== PROBLEM STATEMENT ==
Will you transcribe all the entries word for word, skipping the pictures they hold?

== DATA SHOWN ==
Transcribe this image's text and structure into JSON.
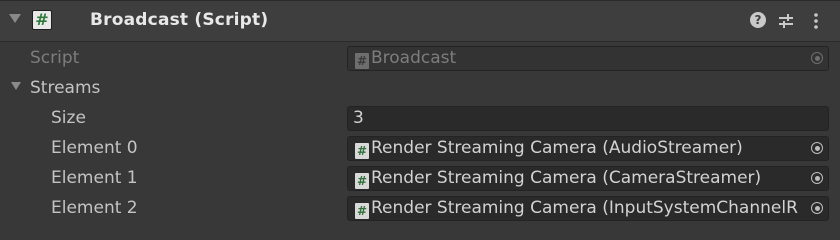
{
  "component": {
    "title": "Broadcast (Script)",
    "icon": "csharp-script-icon",
    "header_icons": [
      "help-icon",
      "preset-icon",
      "kebab-menu-icon"
    ]
  },
  "script_row": {
    "label": "Script",
    "value": "Broadcast"
  },
  "streams": {
    "label": "Streams",
    "size_label": "Size",
    "size_value": "3",
    "elements": [
      {
        "label": "Element 0",
        "value": "Render Streaming Camera (AudioStreamer)"
      },
      {
        "label": "Element 1",
        "value": "Render Streaming Camera (CameraStreamer)"
      },
      {
        "label": "Element 2",
        "value": "Render Streaming Camera (InputSystemChannelR"
      }
    ]
  },
  "colors": {
    "background": "#383838",
    "header": "#3e3e3e",
    "field": "#2a2a2a",
    "text": "#c4c4c4",
    "disabled_text": "#7d7d7d",
    "script_icon_green": "#2f7a3a"
  }
}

== RESPONSE TO THE TASK ==
Transcribe this image's text and structure into JSON.
{
  "component": {
    "title": "Broadcast (Script)",
    "icon": "csharp-script-icon",
    "header_icons": [
      "help-icon",
      "preset-icon",
      "kebab-menu-icon"
    ]
  },
  "script_row": {
    "label": "Script",
    "value": "Broadcast"
  },
  "streams": {
    "label": "Streams",
    "size_label": "Size",
    "size_value": "3",
    "elements": [
      {
        "label": "Element 0",
        "value": "Render Streaming Camera (AudioStreamer)"
      },
      {
        "label": "Element 1",
        "value": "Render Streaming Camera (CameraStreamer)"
      },
      {
        "label": "Element 2",
        "value": "Render Streaming Camera (InputSystemChannelR"
      }
    ]
  },
  "colors": {
    "background": "#383838",
    "header": "#3e3e3e",
    "field": "#2a2a2a",
    "text": "#c4c4c4",
    "disabled_text": "#7d7d7d",
    "script_icon_green": "#2f7a3a"
  }
}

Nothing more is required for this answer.